— Entries taken from a collection —
--- START ---

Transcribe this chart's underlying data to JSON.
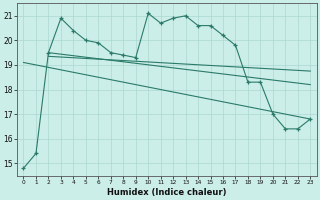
{
  "xlabel": "Humidex (Indice chaleur)",
  "bg_color": "#cceee8",
  "line_color": "#2a7a6a",
  "xlim": [
    -0.5,
    23.5
  ],
  "ylim": [
    14.5,
    21.5
  ],
  "yticks": [
    15,
    16,
    17,
    18,
    19,
    20,
    21
  ],
  "xticks": [
    0,
    1,
    2,
    3,
    4,
    5,
    6,
    7,
    8,
    9,
    10,
    11,
    12,
    13,
    14,
    15,
    16,
    17,
    18,
    19,
    20,
    21,
    22,
    23
  ],
  "series1_x": [
    0,
    1,
    2,
    3,
    4,
    5,
    6,
    7,
    8,
    9,
    10,
    11,
    12,
    13,
    14,
    15,
    16,
    17,
    18,
    19,
    20,
    21,
    22,
    23
  ],
  "series1_y": [
    14.8,
    15.4,
    19.5,
    20.9,
    20.4,
    20.0,
    19.9,
    19.5,
    19.4,
    19.3,
    21.1,
    20.7,
    20.9,
    21.0,
    20.6,
    20.6,
    20.2,
    19.8,
    18.3,
    18.3,
    17.0,
    16.4,
    16.4,
    16.8
  ],
  "line1_x": [
    2,
    23
  ],
  "line1_y": [
    19.5,
    18.2
  ],
  "line2_x": [
    2,
    23
  ],
  "line2_y": [
    19.35,
    18.75
  ],
  "line3_x": [
    0,
    23
  ],
  "line3_y": [
    19.1,
    16.8
  ]
}
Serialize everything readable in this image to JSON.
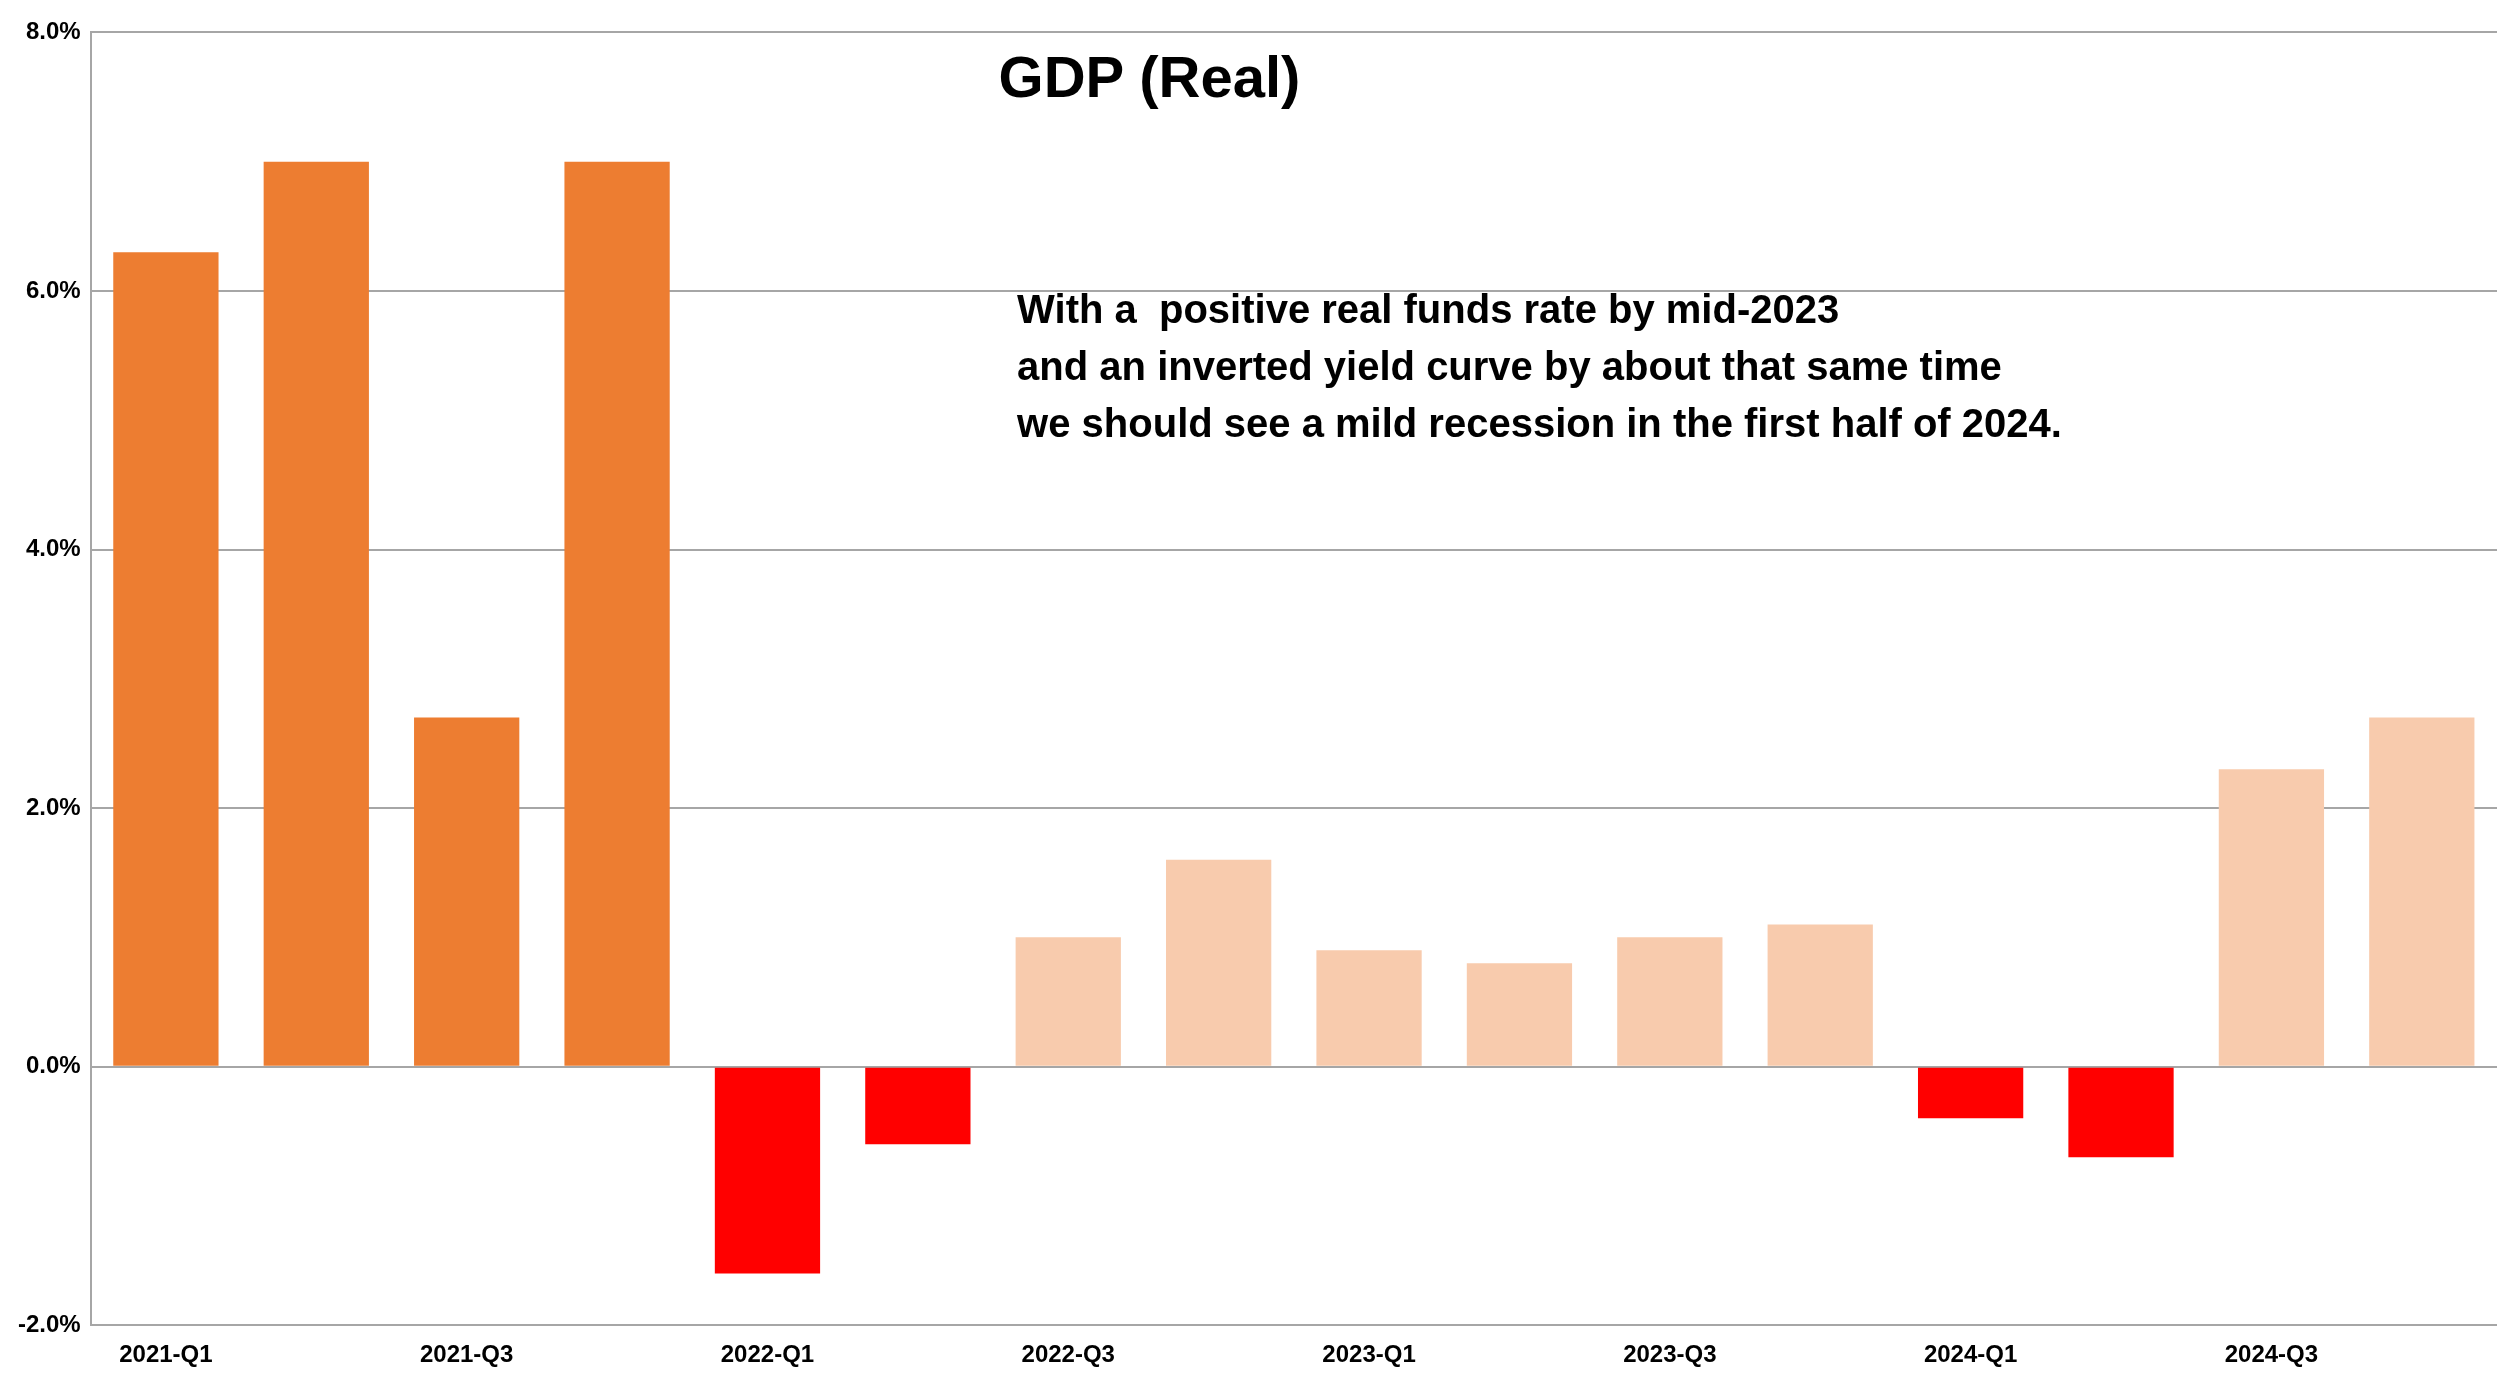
{
  "chart_data": {
    "type": "bar",
    "title": "GDP (Real)",
    "categories": [
      "2021-Q1",
      null,
      "2021-Q3",
      null,
      "2022-Q1",
      null,
      "2022-Q3",
      null,
      "2023-Q1",
      null,
      "2023-Q3",
      null,
      "2024-Q1",
      null,
      "2024-Q3",
      null
    ],
    "values": [
      6.3,
      7.0,
      2.7,
      7.0,
      -1.6,
      -0.6,
      1.0,
      1.6,
      0.9,
      0.8,
      1.0,
      1.1,
      -0.4,
      -0.7,
      2.3,
      2.7
    ],
    "colors": [
      "#ed7d31",
      "#ed7d31",
      "#ed7d31",
      "#ed7d31",
      "#ff0000",
      "#ff0000",
      "#f8cbad",
      "#f8cbad",
      "#f8cbad",
      "#f8cbad",
      "#f8cbad",
      "#f8cbad",
      "#ff0000",
      "#ff0000",
      "#f8cbad",
      "#f8cbad"
    ],
    "ylim": [
      -2,
      8
    ],
    "yticks": [
      {
        "value": -2,
        "label": "-2.0%"
      },
      {
        "value": 0,
        "label": "0.0%"
      },
      {
        "value": 2,
        "label": "2.0%"
      },
      {
        "value": 4,
        "label": "4.0%"
      },
      {
        "value": 6,
        "label": "6.0%"
      },
      {
        "value": 8,
        "label": "8.0%"
      }
    ],
    "grid": "y",
    "legend": false,
    "annotations": [
      "With a  positive real funds rate by mid-2023",
      "and an inverted yield curve by about that same time",
      "we should see a mild recession in the first half of 2024."
    ]
  }
}
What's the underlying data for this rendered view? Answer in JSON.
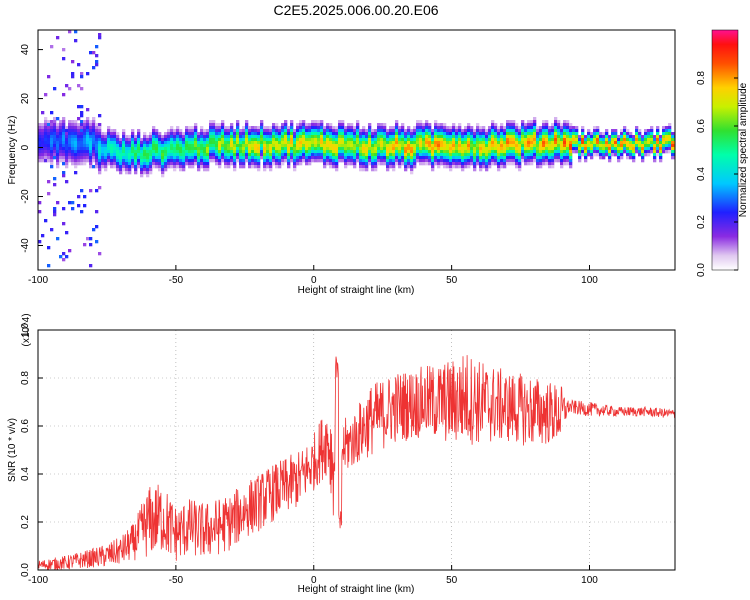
{
  "title": "C2E5.2025.006.00.20.E06",
  "chart_data": [
    {
      "type": "heatmap",
      "xlabel": "Height of straight line (km)",
      "ylabel": "Frequency (Hz)",
      "xlim": [
        -100,
        131
      ],
      "ylim": [
        -50,
        48
      ],
      "xticks": [
        -100,
        -50,
        0,
        50,
        100
      ],
      "yticks": [
        -40,
        -20,
        0,
        20,
        40
      ],
      "colorbar": {
        "label": "Normalized spectral amplitude",
        "range": [
          0,
          1
        ],
        "ticks": [
          "0.0",
          "0.2",
          "0.4",
          "0.6",
          "0.8"
        ],
        "tick_values": [
          0,
          0.2,
          0.4,
          0.6,
          0.8
        ]
      },
      "ridge": {
        "x": [
          -100,
          -90,
          -80,
          -75,
          -70,
          -60,
          -50,
          -40,
          -30,
          -20,
          -10,
          0,
          10,
          20,
          30,
          40,
          50,
          60,
          70,
          80,
          90,
          100,
          110,
          120,
          131
        ],
        "center_freq": [
          2,
          3,
          2,
          0,
          -2,
          -1,
          0,
          1,
          2,
          2,
          2,
          2,
          2,
          1,
          1,
          1,
          2,
          1,
          2,
          2,
          3,
          2,
          2,
          2,
          3
        ],
        "peak_amplitude": [
          0.3,
          0.35,
          0.4,
          0.5,
          0.55,
          0.6,
          0.65,
          0.7,
          0.75,
          0.8,
          0.8,
          0.8,
          0.85,
          0.85,
          0.85,
          0.85,
          0.85,
          0.8,
          0.85,
          0.85,
          0.9,
          0.9,
          0.85,
          0.85,
          0.9
        ]
      }
    },
    {
      "type": "line",
      "xlabel": "Height of straight line (km)",
      "ylabel": "SNR (10 * v/v)",
      "y_multiplier": "(x10^4)",
      "xlim": [
        -100,
        131
      ],
      "ylim": [
        0,
        1.0
      ],
      "xticks": [
        -100,
        -50,
        0,
        50,
        100
      ],
      "yticks": [
        "0.0",
        "0.2",
        "0.4",
        "0.6",
        "0.8",
        "1.0"
      ],
      "ytick_values": [
        0,
        0.2,
        0.4,
        0.6,
        0.8,
        1.0
      ],
      "color": "#ee3333",
      "x": [
        -100,
        -90,
        -80,
        -75,
        -70,
        -65,
        -60,
        -55,
        -50,
        -45,
        -40,
        -35,
        -30,
        -25,
        -20,
        -15,
        -10,
        -5,
        0,
        5,
        8,
        10,
        15,
        20,
        25,
        30,
        40,
        50,
        55,
        60,
        70,
        80,
        90,
        92,
        100,
        110,
        120,
        131
      ],
      "values": [
        0.02,
        0.03,
        0.05,
        0.06,
        0.08,
        0.12,
        0.2,
        0.22,
        0.15,
        0.18,
        0.16,
        0.18,
        0.2,
        0.25,
        0.28,
        0.32,
        0.35,
        0.38,
        0.45,
        0.55,
        0.4,
        0.5,
        0.55,
        0.62,
        0.65,
        0.68,
        0.7,
        0.7,
        0.72,
        0.7,
        0.68,
        0.66,
        0.65,
        0.68,
        0.67,
        0.66,
        0.66,
        0.65
      ],
      "noise_envelope": [
        0.02,
        0.03,
        0.04,
        0.05,
        0.06,
        0.08,
        0.15,
        0.15,
        0.12,
        0.12,
        0.12,
        0.12,
        0.12,
        0.12,
        0.12,
        0.12,
        0.12,
        0.12,
        0.12,
        0.15,
        0.25,
        0.12,
        0.12,
        0.15,
        0.15,
        0.15,
        0.15,
        0.18,
        0.2,
        0.18,
        0.15,
        0.15,
        0.12,
        0.03,
        0.03,
        0.02,
        0.02,
        0.02
      ]
    }
  ]
}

--- END ---

Every line in the data that holds "ylabel" should be copied out.

      "ylabel": "Frequency (Hz)",
      "ylabel": "SNR (10 * v/v)",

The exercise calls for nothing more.